Continue the excerpt on using DosPTrace under OS/2 to send an interpreter process back to its input loop, starting after its last sentence.

Source excerpt:
--- START ---

Where should the interpreter jump? In C, it is difficult to get the address of an arbitrary line of code. Because there is no equivalent to the $ location counter used in MASM and other assemblers, OS2TRACE.C uses the address of a parameterless function. This one-liner long-jmps to the interpreter's top-level input loop. The trace process does not call this function in the interpreter process. The tracer tells the interpreter to call (goto) this function.
Even though the two processes share the same code, they are different processes. The tracer knows the address of this function in the interpreter's address space because of OS/2's "disjoint LDT space" -- the code segment containing this function is mapped to the same slot in each process's Local Descriptor Table.
Despite this, in the program shown in Listing Six I decided to use still another DosPTrace command, SEG_NUM_TO_SELECTOR. Given a logical segment number (such as that found in a .MAP file) and a process ID, this operation returns the actual segment selector for the process. I know that the function catch_sig_segv( ) is in segment #1. In the trace process, the function send_sig_segv( ) first calls selector_from_segment( ) to get the new CS for the interpreter process, and then calls set_csip( ) to change the interpreter's registers.

--- END ---

Dataset records:
--- START ---

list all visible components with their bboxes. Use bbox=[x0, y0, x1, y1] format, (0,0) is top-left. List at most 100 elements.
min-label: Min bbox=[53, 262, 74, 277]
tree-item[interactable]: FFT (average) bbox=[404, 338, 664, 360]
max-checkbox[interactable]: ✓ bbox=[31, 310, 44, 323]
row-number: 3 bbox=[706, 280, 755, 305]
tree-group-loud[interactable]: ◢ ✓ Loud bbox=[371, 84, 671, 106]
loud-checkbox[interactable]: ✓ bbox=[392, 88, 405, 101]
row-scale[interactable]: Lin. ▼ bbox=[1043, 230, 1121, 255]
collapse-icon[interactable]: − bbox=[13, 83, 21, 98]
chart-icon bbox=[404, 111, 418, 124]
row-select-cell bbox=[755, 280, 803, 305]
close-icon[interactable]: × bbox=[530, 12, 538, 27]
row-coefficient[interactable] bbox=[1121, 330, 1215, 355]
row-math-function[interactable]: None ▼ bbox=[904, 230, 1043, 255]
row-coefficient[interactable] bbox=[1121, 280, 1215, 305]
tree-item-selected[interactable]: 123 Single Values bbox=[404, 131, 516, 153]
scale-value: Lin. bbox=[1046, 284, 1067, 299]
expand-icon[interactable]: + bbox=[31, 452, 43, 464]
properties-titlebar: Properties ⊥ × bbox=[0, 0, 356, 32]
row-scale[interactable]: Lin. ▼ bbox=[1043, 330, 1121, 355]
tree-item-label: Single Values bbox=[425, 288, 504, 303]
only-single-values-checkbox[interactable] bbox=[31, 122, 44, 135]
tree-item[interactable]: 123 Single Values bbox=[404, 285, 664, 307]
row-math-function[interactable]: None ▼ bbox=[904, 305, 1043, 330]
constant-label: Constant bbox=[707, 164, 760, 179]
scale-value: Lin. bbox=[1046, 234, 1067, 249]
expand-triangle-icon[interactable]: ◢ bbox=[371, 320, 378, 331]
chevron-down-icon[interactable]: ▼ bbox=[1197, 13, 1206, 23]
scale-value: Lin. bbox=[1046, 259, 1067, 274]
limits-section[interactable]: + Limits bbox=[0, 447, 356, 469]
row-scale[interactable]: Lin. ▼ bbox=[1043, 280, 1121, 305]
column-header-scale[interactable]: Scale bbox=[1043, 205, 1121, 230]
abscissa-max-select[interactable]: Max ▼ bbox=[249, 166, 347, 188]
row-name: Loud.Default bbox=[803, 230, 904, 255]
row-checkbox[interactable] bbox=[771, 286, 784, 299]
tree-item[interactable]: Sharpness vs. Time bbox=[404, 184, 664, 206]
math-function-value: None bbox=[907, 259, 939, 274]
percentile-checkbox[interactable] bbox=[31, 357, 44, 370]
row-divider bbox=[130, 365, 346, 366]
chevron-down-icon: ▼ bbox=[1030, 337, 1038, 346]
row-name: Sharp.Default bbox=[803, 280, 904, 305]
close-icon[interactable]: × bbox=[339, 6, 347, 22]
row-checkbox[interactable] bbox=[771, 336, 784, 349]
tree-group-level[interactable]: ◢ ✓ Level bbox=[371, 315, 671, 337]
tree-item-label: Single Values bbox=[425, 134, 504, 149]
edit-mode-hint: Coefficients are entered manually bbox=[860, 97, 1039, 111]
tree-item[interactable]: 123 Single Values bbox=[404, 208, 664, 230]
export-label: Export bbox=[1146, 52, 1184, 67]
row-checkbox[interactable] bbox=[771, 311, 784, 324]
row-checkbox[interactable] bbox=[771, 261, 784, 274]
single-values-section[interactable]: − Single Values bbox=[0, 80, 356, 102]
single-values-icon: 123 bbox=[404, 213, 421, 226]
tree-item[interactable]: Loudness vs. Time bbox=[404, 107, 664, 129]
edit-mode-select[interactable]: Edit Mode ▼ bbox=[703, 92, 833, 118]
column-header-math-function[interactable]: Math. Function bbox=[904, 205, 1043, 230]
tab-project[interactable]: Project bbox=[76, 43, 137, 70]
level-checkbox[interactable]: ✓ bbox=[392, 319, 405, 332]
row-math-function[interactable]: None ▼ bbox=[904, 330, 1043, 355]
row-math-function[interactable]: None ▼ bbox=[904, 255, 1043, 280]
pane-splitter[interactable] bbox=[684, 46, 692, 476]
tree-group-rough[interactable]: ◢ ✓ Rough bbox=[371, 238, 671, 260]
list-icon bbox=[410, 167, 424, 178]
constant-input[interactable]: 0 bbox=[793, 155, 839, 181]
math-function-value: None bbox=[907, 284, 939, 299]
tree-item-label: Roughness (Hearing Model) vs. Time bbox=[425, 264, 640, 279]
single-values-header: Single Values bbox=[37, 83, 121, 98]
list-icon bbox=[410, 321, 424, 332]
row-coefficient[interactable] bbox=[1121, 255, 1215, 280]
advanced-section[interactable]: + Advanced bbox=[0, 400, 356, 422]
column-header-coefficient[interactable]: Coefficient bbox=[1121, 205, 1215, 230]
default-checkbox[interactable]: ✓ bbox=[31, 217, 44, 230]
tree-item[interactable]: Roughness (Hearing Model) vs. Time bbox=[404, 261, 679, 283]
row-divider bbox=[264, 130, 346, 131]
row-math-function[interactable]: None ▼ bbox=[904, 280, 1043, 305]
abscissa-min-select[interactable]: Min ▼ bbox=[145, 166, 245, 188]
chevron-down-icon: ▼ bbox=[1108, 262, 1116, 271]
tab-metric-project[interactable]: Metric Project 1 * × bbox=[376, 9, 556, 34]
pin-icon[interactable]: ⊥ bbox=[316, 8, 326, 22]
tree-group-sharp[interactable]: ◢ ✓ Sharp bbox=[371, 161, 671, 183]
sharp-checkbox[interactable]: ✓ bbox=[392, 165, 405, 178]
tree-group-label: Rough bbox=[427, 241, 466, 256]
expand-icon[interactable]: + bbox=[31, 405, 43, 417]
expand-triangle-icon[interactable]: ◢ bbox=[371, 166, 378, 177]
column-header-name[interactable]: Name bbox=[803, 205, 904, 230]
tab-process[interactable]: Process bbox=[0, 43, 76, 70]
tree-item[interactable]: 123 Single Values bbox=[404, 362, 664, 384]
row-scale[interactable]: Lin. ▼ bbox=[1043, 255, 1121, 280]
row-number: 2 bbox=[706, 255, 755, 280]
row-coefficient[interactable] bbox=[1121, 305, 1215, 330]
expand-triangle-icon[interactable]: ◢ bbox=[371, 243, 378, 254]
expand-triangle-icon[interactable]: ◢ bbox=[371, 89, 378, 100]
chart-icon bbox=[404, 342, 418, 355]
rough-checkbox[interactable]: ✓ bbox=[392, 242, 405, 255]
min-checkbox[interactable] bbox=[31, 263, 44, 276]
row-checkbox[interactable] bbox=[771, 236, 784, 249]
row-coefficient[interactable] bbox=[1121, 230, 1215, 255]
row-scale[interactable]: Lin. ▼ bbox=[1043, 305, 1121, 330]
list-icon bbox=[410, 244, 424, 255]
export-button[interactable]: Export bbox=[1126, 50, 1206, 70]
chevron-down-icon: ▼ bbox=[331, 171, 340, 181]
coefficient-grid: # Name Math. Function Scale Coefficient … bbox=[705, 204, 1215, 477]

--- END ---

Answer for the task:
Being able to catch GP faults under OS/2 is still important even for developing applications that do not run user code. Even for normal applications where a GP fault is the sign of an internal bug, OS/2's GP fault register dump is unattractive, makes little sense to most users, and can't be redirected to a file. The code in Listing Six can be modified to have the GP fault handler dump the register state to a file instead of attempting recovery. The DosPTrace READ_I_SPACE command can be used to disassemble the faulting instruction at CS:IP. Then, if the program ever GP faults, it could ask the user to please send you this "core dump" file.
Because OS/2 is a far richer and more complicated environment than a DOS extender, simple peeks and pokes are not an adequate test for catching GP faults. What happens if the user of an OS/2 interpreter uses an illegal address while calling a routine in a dynamic link library (DLL), or while making a DosXxx( ) call to the OS/2 kernel? Lugaru's Epsilon EMACS editor, OS2XLISP, UR/Forth, and the mini-interpreter I built in the November 1989 DDJ ("Linking While the Program Is Running"), are all OS/2 programs that let the user call DLL routines at run time, and all can fall prey to the protected-mode interpreter problem.
In the OS/2 GP fault interpreter in Listing Six, instead of poking at addresses, the user types in a number from 0 to 7. Each corresponds to a different line of bad code. Figure 2 shows a sample session, with the lines of code appended as comments.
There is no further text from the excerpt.